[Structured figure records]

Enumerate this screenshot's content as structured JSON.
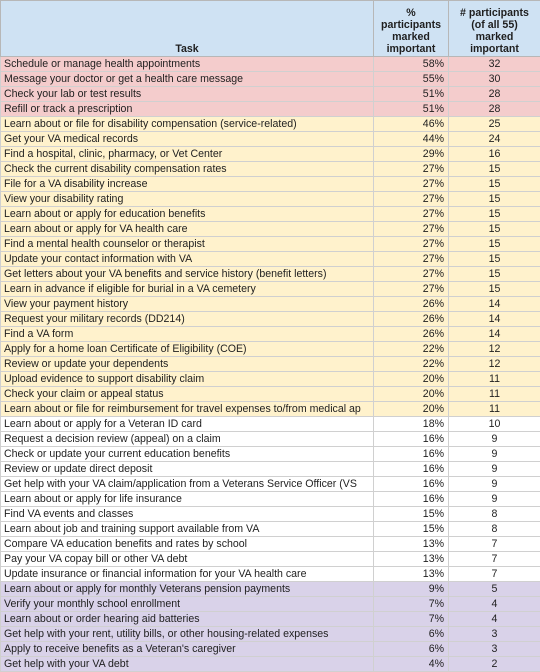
{
  "headers": {
    "task": "Task",
    "pct": "%\nparticipants\nmarked\nimportant",
    "count": "# participants\n(of all 55)\nmarked\nimportant"
  },
  "rows": [
    {
      "task": "Schedule or manage health appointments",
      "pct": "58%",
      "count": "32",
      "tier": "red"
    },
    {
      "task": "Message your doctor or get a health care message",
      "pct": "55%",
      "count": "30",
      "tier": "red"
    },
    {
      "task": "Check your lab or test results",
      "pct": "51%",
      "count": "28",
      "tier": "red"
    },
    {
      "task": "Refill or track a prescription",
      "pct": "51%",
      "count": "28",
      "tier": "red"
    },
    {
      "task": "Learn about or file for disability compensation (service-related)",
      "pct": "46%",
      "count": "25",
      "tier": "yellow"
    },
    {
      "task": "Get your VA medical records",
      "pct": "44%",
      "count": "24",
      "tier": "yellow"
    },
    {
      "task": "Find a hospital, clinic, pharmacy, or Vet Center",
      "pct": "29%",
      "count": "16",
      "tier": "yellow"
    },
    {
      "task": "Check the current disability compensation rates",
      "pct": "27%",
      "count": "15",
      "tier": "yellow"
    },
    {
      "task": "File for a VA disability increase",
      "pct": "27%",
      "count": "15",
      "tier": "yellow"
    },
    {
      "task": "View your disability rating",
      "pct": "27%",
      "count": "15",
      "tier": "yellow"
    },
    {
      "task": "Learn about or apply for education benefits",
      "pct": "27%",
      "count": "15",
      "tier": "yellow"
    },
    {
      "task": "Learn about or apply for VA health care",
      "pct": "27%",
      "count": "15",
      "tier": "yellow"
    },
    {
      "task": "Find a mental health counselor or therapist",
      "pct": "27%",
      "count": "15",
      "tier": "yellow"
    },
    {
      "task": "Update your contact information with VA",
      "pct": "27%",
      "count": "15",
      "tier": "yellow"
    },
    {
      "task": "Get letters about your VA benefits and service history (benefit letters)",
      "pct": "27%",
      "count": "15",
      "tier": "yellow"
    },
    {
      "task": "Learn in advance if eligible for burial in a VA cemetery",
      "pct": "27%",
      "count": "15",
      "tier": "yellow"
    },
    {
      "task": "View your payment history",
      "pct": "26%",
      "count": "14",
      "tier": "yellow"
    },
    {
      "task": "Request your military records (DD214)",
      "pct": "26%",
      "count": "14",
      "tier": "yellow"
    },
    {
      "task": "Find a VA form",
      "pct": "26%",
      "count": "14",
      "tier": "yellow"
    },
    {
      "task": "Apply for a home loan Certificate of Eligibility (COE)",
      "pct": "22%",
      "count": "12",
      "tier": "yellow"
    },
    {
      "task": "Review or update your dependents",
      "pct": "22%",
      "count": "12",
      "tier": "yellow"
    },
    {
      "task": "Upload evidence to support disability claim",
      "pct": "20%",
      "count": "11",
      "tier": "yellow"
    },
    {
      "task": "Check your claim or appeal status",
      "pct": "20%",
      "count": "11",
      "tier": "yellow"
    },
    {
      "task": "Learn about or file for reimbursement for travel expenses to/from medical ap",
      "pct": "20%",
      "count": "11",
      "tier": "yellow"
    },
    {
      "task": "Learn about or apply for a Veteran ID card",
      "pct": "18%",
      "count": "10",
      "tier": "white"
    },
    {
      "task": "Request a decision review (appeal) on a claim",
      "pct": "16%",
      "count": "9",
      "tier": "white"
    },
    {
      "task": "Check or update your current education benefits",
      "pct": "16%",
      "count": "9",
      "tier": "white"
    },
    {
      "task": "Review or update direct deposit",
      "pct": "16%",
      "count": "9",
      "tier": "white"
    },
    {
      "task": "Get help with your VA claim/application from a Veterans Service Officer (VS",
      "pct": "16%",
      "count": "9",
      "tier": "white"
    },
    {
      "task": "Learn about or apply for life insurance",
      "pct": "16%",
      "count": "9",
      "tier": "white"
    },
    {
      "task": "Find VA events and classes",
      "pct": "15%",
      "count": "8",
      "tier": "white"
    },
    {
      "task": "Learn about job and training support available from VA",
      "pct": "15%",
      "count": "8",
      "tier": "white"
    },
    {
      "task": "Compare VA education benefits and rates by school",
      "pct": "13%",
      "count": "7",
      "tier": "white"
    },
    {
      "task": "Pay your VA copay bill or other VA debt",
      "pct": "13%",
      "count": "7",
      "tier": "white"
    },
    {
      "task": "Update insurance or financial information for your VA health care",
      "pct": "13%",
      "count": "7",
      "tier": "white"
    },
    {
      "task": "Learn about or apply for monthly Veterans pension payments",
      "pct": "9%",
      "count": "5",
      "tier": "purple"
    },
    {
      "task": "Verify your monthly school enrollment",
      "pct": "7%",
      "count": "4",
      "tier": "purple"
    },
    {
      "task": "Learn about or order hearing aid batteries",
      "pct": "7%",
      "count": "4",
      "tier": "purple"
    },
    {
      "task": "Get help with your rent, utility bills, or other housing-related expenses",
      "pct": "6%",
      "count": "3",
      "tier": "purple"
    },
    {
      "task": "Apply to receive benefits as a Veteran's caregiver",
      "pct": "6%",
      "count": "3",
      "tier": "purple"
    },
    {
      "task": "Get help with your VA debt",
      "pct": "4%",
      "count": "2",
      "tier": "purple"
    }
  ],
  "colors": {
    "header": "#cfe2f3",
    "red": "#f4cccc",
    "yellow": "#fff2cc",
    "white": "#ffffff",
    "purple": "#d9d2e9"
  }
}
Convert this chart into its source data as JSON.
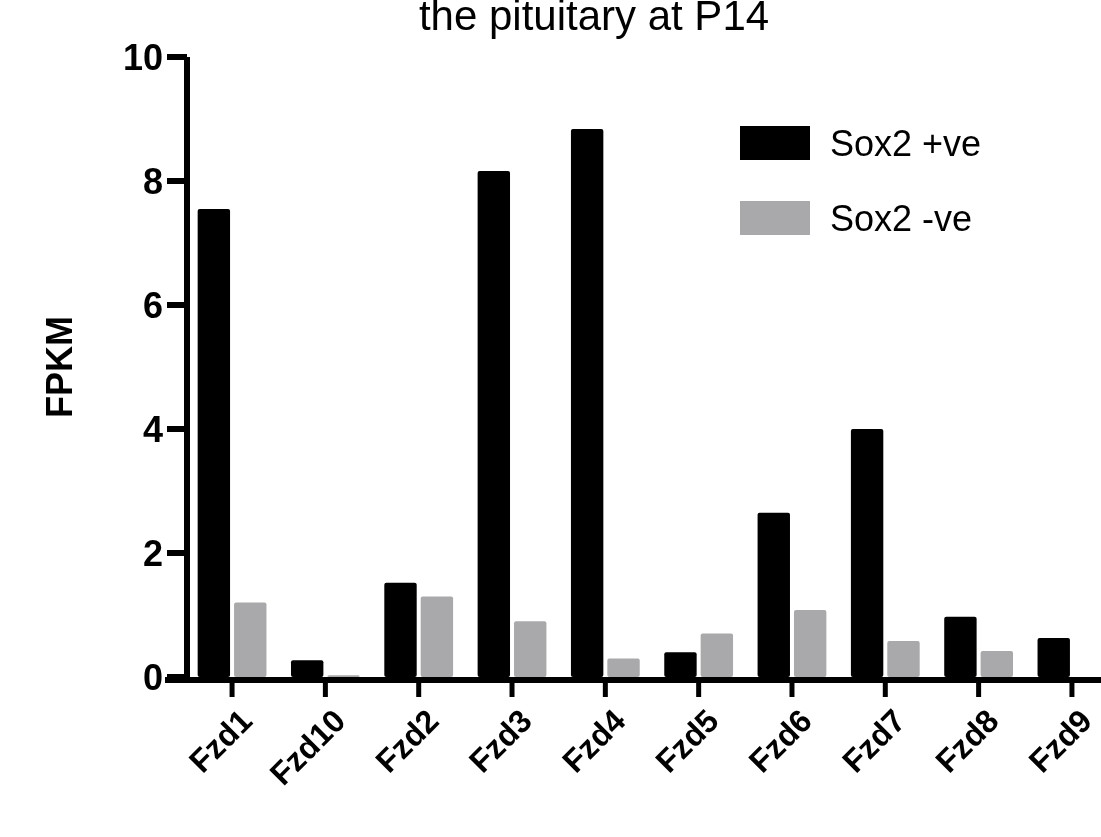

→ **Challenge**: Repeat verbatim all the material, but not the pictures.

→ **Answer in full**:
Enumerate this screenshot's content as structured JSON.
{
  "headers": {
    "task": "Task",
    "pct": "%\nparticipants\nmarked\nimportant",
    "count": "# participants\n(of all 55)\nmarked\nimportant"
  },
  "rows": [
    {
      "task": "Schedule or manage health appointments",
      "pct": "58%",
      "count": "32",
      "tier": "red"
    },
    {
      "task": "Message your doctor or get a health care message",
      "pct": "55%",
      "count": "30",
      "tier": "red"
    },
    {
      "task": "Check your lab or test results",
      "pct": "51%",
      "count": "28",
      "tier": "red"
    },
    {
      "task": "Refill or track a prescription",
      "pct": "51%",
      "count": "28",
      "tier": "red"
    },
    {
      "task": "Learn about or file for disability compensation (service-related)",
      "pct": "46%",
      "count": "25",
      "tier": "yellow"
    },
    {
      "task": "Get your VA medical records",
      "pct": "44%",
      "count": "24",
      "tier": "yellow"
    },
    {
      "task": "Find a hospital, clinic, pharmacy, or Vet Center",
      "pct": "29%",
      "count": "16",
      "tier": "yellow"
    },
    {
      "task": "Check the current disability compensation rates",
      "pct": "27%",
      "count": "15",
      "tier": "yellow"
    },
    {
      "task": "File for a VA disability increase",
      "pct": "27%",
      "count": "15",
      "tier": "yellow"
    },
    {
      "task": "View your disability rating",
      "pct": "27%",
      "count": "15",
      "tier": "yellow"
    },
    {
      "task": "Learn about or apply for education benefits",
      "pct": "27%",
      "count": "15",
      "tier": "yellow"
    },
    {
      "task": "Learn about or apply for VA health care",
      "pct": "27%",
      "count": "15",
      "tier": "yellow"
    },
    {
      "task": "Find a mental health counselor or therapist",
      "pct": "27%",
      "count": "15",
      "tier": "yellow"
    },
    {
      "task": "Update your contact information with VA",
      "pct": "27%",
      "count": "15",
      "tier": "yellow"
    },
    {
      "task": "Get letters about your VA benefits and service history (benefit letters)",
      "pct": "27%",
      "count": "15",
      "tier": "yellow"
    },
    {
      "task": "Learn in advance if eligible for burial in a VA cemetery",
      "pct": "27%",
      "count": "15",
      "tier": "yellow"
    },
    {
      "task": "View your payment history",
      "pct": "26%",
      "count": "14",
      "tier": "yellow"
    },
    {
      "task": "Request your military records (DD214)",
      "pct": "26%",
      "count": "14",
      "tier": "yellow"
    },
    {
      "task": "Find a VA form",
      "pct": "26%",
      "count": "14",
      "tier": "yellow"
    },
    {
      "task": "Apply for a home loan Certificate of Eligibility (COE)",
      "pct": "22%",
      "count": "12",
      "tier": "yellow"
    },
    {
      "task": "Review or update your dependents",
      "pct": "22%",
      "count": "12",
      "tier": "yellow"
    },
    {
      "task": "Upload evidence to support disability claim",
      "pct": "20%",
      "count": "11",
      "tier": "yellow"
    },
    {
      "task": "Check your claim or appeal status",
      "pct": "20%",
      "count": "11",
      "tier": "yellow"
    },
    {
      "task": "Learn about or file for reimbursement for travel expenses to/from medical ap",
      "pct": "20%",
      "count": "11",
      "tier": "yellow"
    },
    {
      "task": "Learn about or apply for a Veteran ID card",
      "pct": "18%",
      "count": "10",
      "tier": "white"
    },
    {
      "task": "Request a decision review (appeal) on a claim",
      "pct": "16%",
      "count": "9",
      "tier": "white"
    },
    {
      "task": "Check or update your current education benefits",
      "pct": "16%",
      "count": "9",
      "tier": "white"
    },
    {
      "task": "Review or update direct deposit",
      "pct": "16%",
      "count": "9",
      "tier": "white"
    },
    {
      "task": "Get help with your VA claim/application from a Veterans Service Officer (VS",
      "pct": "16%",
      "count": "9",
      "tier": "white"
    },
    {
      "task": "Learn about or apply for life insurance",
      "pct": "16%",
      "count": "9",
      "tier": "white"
    },
    {
      "task": "Find VA events and classes",
      "pct": "15%",
      "count": "8",
      "tier": "white"
    },
    {
      "task": "Learn about job and training support available from VA",
      "pct": "15%",
      "count": "8",
      "tier": "white"
    },
    {
      "task": "Compare VA education benefits and rates by school",
      "pct": "13%",
      "count": "7",
      "tier": "white"
    },
    {
      "task": "Pay your VA copay bill or other VA debt",
      "pct": "13%",
      "count": "7",
      "tier": "white"
    },
    {
      "task": "Update insurance or financial information for your VA health care",
      "pct": "13%",
      "count": "7",
      "tier": "white"
    },
    {
      "task": "Learn about or apply for monthly Veterans pension payments",
      "pct": "9%",
      "count": "5",
      "tier": "purple"
    },
    {
      "task": "Verify your monthly school enrollment",
      "pct": "7%",
      "count": "4",
      "tier": "purple"
    },
    {
      "task": "Learn about or order hearing aid batteries",
      "pct": "7%",
      "count": "4",
      "tier": "purple"
    },
    {
      "task": "Get help with your rent, utility bills, or other housing-related expenses",
      "pct": "6%",
      "count": "3",
      "tier": "purple"
    },
    {
      "task": "Apply to receive benefits as a Veteran's caregiver",
      "pct": "6%",
      "count": "3",
      "tier": "purple"
    },
    {
      "task": "Get help with your VA debt",
      "pct": "4%",
      "count": "2",
      "tier": "purple"
    }
  ],
  "colors": {
    "header": "#cfe2f3",
    "red": "#f4cccc",
    "yellow": "#fff2cc",
    "white": "#ffffff",
    "purple": "#d9d2e9"
  }
}
Convert this chart into its source data as JSON.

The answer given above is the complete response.